• SHORT TASK
In the records below, find the line containing "Convert this document image to plain text."; copy exactly that line and all lines after it to the end, and nothing else.

• PROVIDED DATA
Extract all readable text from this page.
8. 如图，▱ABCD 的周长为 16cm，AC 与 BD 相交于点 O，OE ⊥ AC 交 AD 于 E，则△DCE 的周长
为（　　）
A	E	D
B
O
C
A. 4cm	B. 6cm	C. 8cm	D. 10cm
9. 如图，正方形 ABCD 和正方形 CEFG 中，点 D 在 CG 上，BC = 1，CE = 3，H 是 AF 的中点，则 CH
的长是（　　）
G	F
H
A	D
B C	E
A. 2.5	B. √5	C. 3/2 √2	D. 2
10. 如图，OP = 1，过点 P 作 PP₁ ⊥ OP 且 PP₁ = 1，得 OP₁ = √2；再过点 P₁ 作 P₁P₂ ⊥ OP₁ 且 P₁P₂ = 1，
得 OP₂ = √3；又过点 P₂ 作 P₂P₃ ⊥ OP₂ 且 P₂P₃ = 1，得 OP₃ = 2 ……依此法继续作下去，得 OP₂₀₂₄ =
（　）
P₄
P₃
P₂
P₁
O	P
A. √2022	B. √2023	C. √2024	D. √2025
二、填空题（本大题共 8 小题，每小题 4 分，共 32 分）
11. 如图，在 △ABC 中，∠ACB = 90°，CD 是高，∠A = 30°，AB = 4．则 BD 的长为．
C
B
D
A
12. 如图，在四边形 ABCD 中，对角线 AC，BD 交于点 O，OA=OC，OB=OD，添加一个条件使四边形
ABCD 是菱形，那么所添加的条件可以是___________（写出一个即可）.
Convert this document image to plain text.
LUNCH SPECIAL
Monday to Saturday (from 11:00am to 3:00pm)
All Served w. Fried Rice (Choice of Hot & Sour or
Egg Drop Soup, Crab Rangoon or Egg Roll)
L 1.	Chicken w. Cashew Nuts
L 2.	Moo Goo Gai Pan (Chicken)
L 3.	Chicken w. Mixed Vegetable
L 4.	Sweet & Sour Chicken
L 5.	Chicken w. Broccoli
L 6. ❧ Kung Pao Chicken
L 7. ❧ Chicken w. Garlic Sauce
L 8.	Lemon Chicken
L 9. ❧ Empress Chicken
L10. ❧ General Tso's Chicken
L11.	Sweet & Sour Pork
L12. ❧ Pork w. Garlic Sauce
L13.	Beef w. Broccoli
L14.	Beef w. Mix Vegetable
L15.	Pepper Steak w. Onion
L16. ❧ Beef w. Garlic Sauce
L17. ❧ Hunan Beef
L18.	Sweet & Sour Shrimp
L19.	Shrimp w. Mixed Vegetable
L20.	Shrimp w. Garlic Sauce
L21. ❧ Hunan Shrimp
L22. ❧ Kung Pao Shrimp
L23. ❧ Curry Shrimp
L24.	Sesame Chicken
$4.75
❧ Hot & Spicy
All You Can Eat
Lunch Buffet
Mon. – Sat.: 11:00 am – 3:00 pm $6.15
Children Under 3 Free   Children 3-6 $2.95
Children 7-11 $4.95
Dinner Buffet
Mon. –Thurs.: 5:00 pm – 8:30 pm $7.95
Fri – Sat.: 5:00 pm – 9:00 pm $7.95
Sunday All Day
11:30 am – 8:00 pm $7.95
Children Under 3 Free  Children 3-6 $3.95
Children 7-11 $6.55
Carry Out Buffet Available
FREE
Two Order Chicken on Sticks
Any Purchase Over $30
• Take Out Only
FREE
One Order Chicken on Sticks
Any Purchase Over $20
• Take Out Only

• SOLUTION TO THE PROBLEM
Convert this document image to plain text.
LUNCH SPECIAL
Monday to Saturday (from 11:00am to 3:00pm)
All Served w. Fried Rice (Choice of Hot & Sour or
Egg Drop Soup, Crab Rangoon or Egg Roll)
L 1.	Chicken w. Cashew Nuts
L 2.	Moo Goo Gai Pan (Chicken)
L 3.	Chicken w. Mixed Vegetable
L 4.	Sweet & Sour Chicken
L 5.	Chicken w. Broccoli
L 6. ❧ Kung Pao Chicken
L 7. ❧ Chicken w. Garlic Sauce
L 8.	Lemon Chicken
L 9. ❧ Empress Chicken
L10. ❧ General Tso's Chicken
L11.	Sweet & Sour Pork
L12. ❧ Pork w. Garlic Sauce
L13.	Beef w. Broccoli
L14.	Beef w. Mix Vegetable
L15.	Pepper Steak w. Onion
L16. ❧ Beef w. Garlic Sauce
L17. ❧ Hunan Beef
L18.	Sweet & Sour Shrimp
L19.	Shrimp w. Mixed Vegetable
L20.	Shrimp w. Garlic Sauce
L21. ❧ Hunan Shrimp
L22. ❧ Kung Pao Shrimp
L23. ❧ Curry Shrimp
L24.	Sesame Chicken
$4.75
❧ Hot & Spicy
All You Can Eat
Lunch Buffet
Mon. – Sat.: 11:00 am – 3:00 pm $6.15
Children Under 3 Free   Children 3-6 $2.95
Children 7-11 $4.95
Dinner Buffet
Mon. –Thurs.: 5:00 pm – 8:30 pm $7.95
Fri – Sat.: 5:00 pm – 9:00 pm $7.95
Sunday All Day
11:30 am – 8:00 pm $7.95
Children Under 3 Free  Children 3-6 $3.95
Children 7-11 $6.55
Carry Out Buffet Available
FREE
Two Order Chicken on Sticks
Any Purchase Over $30
• Take Out Only
FREE
One Order Chicken on Sticks
Any Purchase Over $20
• Take Out Only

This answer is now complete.